* Begin Dataset records *
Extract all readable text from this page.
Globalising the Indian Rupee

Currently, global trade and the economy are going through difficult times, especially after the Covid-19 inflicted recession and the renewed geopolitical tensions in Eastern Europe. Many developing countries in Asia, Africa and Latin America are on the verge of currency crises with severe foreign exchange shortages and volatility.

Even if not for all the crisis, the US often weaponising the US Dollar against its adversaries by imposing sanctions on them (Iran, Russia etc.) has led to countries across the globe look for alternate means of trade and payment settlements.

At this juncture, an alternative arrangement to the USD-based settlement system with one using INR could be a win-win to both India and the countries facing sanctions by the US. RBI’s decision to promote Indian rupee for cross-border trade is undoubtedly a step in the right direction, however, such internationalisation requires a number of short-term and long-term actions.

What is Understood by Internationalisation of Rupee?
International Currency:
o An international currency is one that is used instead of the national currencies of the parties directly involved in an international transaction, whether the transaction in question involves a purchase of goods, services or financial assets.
* End Dataset records *
• _Problem to work on_:
Reproduce the entire listing word for word.

• _Task result_:
Extract all readable text from this page.
Globalising the Indian Rupee

Currently, global trade and the economy are going through difficult times, especially after the Covid-19 inflicted recession and the renewed geopolitical tensions in Eastern Europe. Many developing countries in Asia, Africa and Latin America are on the verge of currency crises with severe foreign exchange shortages and volatility.

Even if not for all the crisis, the US often weaponising the US Dollar against its adversaries by imposing sanctions on them (Iran, Russia etc.) has led to countries across the globe look for alternate means of trade and payment settlements.

At this juncture, an alternative arrangement to the USD-based settlement system with one using INR could be a win-win to both India and the countries facing sanctions by the US. RBI’s decision to promote Indian rupee for cross-border trade is undoubtedly a step in the right direction, however, such internationalisation requires a number of short-term and long-term actions.

What is Understood by Internationalisation of Rupee?
International Currency:
o An international currency is one that is used instead of the national currencies of the parties directly involved in an international transaction, whether the transaction in question involves a purchase of goods, services or financial assets.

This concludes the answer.